▶ **JOB**
Convert the entries below into a JSON list of strings with one string per line, skip blank lines, and leave the pictures out.

Element placement data:

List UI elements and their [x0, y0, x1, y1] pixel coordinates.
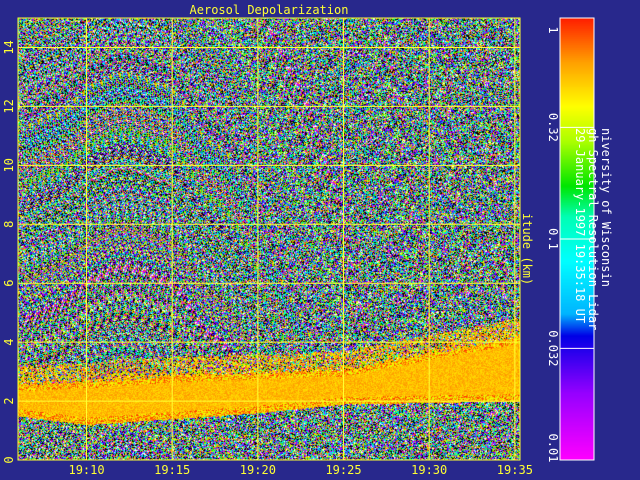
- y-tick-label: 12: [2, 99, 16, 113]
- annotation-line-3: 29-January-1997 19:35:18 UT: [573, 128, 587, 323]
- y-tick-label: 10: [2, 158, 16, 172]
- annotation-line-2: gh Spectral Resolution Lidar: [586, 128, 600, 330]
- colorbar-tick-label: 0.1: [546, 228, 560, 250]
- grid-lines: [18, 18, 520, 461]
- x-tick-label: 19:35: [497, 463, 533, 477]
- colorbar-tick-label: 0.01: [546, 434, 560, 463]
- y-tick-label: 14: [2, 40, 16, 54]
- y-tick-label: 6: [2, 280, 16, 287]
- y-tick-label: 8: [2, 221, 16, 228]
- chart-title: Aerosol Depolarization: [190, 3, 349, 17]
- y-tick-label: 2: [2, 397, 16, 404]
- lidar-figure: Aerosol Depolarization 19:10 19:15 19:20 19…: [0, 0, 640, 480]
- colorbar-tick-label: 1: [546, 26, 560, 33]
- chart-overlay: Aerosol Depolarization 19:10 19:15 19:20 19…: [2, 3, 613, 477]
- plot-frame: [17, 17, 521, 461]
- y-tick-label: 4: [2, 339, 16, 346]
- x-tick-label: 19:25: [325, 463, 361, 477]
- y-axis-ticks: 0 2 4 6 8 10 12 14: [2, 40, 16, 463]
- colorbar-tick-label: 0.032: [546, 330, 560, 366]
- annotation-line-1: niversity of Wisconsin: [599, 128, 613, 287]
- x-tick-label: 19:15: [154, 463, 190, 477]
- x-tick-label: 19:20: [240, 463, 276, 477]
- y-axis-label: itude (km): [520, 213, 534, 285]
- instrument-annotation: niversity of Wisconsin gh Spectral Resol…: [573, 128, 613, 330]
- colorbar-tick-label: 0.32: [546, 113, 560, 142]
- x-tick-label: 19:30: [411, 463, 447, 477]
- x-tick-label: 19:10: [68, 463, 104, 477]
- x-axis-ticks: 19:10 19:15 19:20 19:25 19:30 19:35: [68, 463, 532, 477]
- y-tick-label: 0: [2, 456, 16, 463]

▶ **RESULT FOR THIS EXERCISE**
[
  "List UI elements and their [x0, y0, x1, y1] pixel coordinates.",
  "- y-tick-label: 12: [2, 99, 16, 113]",
  "- annotation-line-3: 29-January-1997 19:35:18 UT: [573, 128, 587, 323]",
  "- y-tick-label: 10: [2, 158, 16, 172]",
  "- annotation-line-2: gh Spectral Resolution Lidar: [586, 128, 600, 330]",
  "- colorbar-tick-label: 0.1: [546, 228, 560, 250]",
  "- grid-lines: [18, 18, 520, 461]",
  "- x-tick-label: 19:35: [497, 463, 533, 477]",
  "- colorbar-tick-label: 0.01: [546, 434, 560, 463]",
  "- y-tick-label: 14: [2, 40, 16, 54]",
  "- y-tick-label: 6: [2, 280, 16, 287]",
  "- y-tick-label: 8: [2, 221, 16, 228]",
  "- chart-title: Aerosol Depolarization: [190, 3, 349, 17]",
  "- y-tick-label: 2: [2, 397, 16, 404]",
  "- lidar-figure: Aerosol Depolarization 19:10 19:15 19:20 19…: [0, 0, 640, 480]",
  "- colorbar-tick-label: 1: [546, 26, 560, 33]",
  "- chart-overlay: Aerosol Depolarization 19:10 19:15 19:20 19…: [2, 3, 613, 477]",
  "- plot-frame: [17, 17, 521, 461]",
  "- y-tick-label: 4: [2, 339, 16, 346]",
  "- x-tick-label: 19:25: [325, 463, 361, 477]",
  "- y-axis-ticks: 0 2 4 6 8 10 12 14: [2, 40, 16, 463]",
  "- colorbar-tick-label: 0.032: [546, 330, 560, 366]",
  "- annotation-line-1: niversity of Wisconsin: [599, 128, 613, 287]",
  "- x-tick-label: 19:15: [154, 463, 190, 477]",
  "- x-tick-label: 19:20: [240, 463, 276, 477]",
  "- y-axis-label: itude (km): [520, 213, 534, 285]",
  "- instrument-annotation: niversity of Wisconsin gh Spectral Resol…: [573, 128, 613, 330]",
  "- colorbar-tick-label: 0.32: [546, 113, 560, 142]",
  "- x-tick-label: 19:30: [411, 463, 447, 477]",
  "- x-tick-label: 19:10: [68, 463, 104, 477]",
  "- x-axis-ticks: 19:10 19:15 19:20 19:25 19:30 19:35: [68, 463, 532, 477]",
  "- y-tick-label: 0: [2, 456, 16, 463]"
]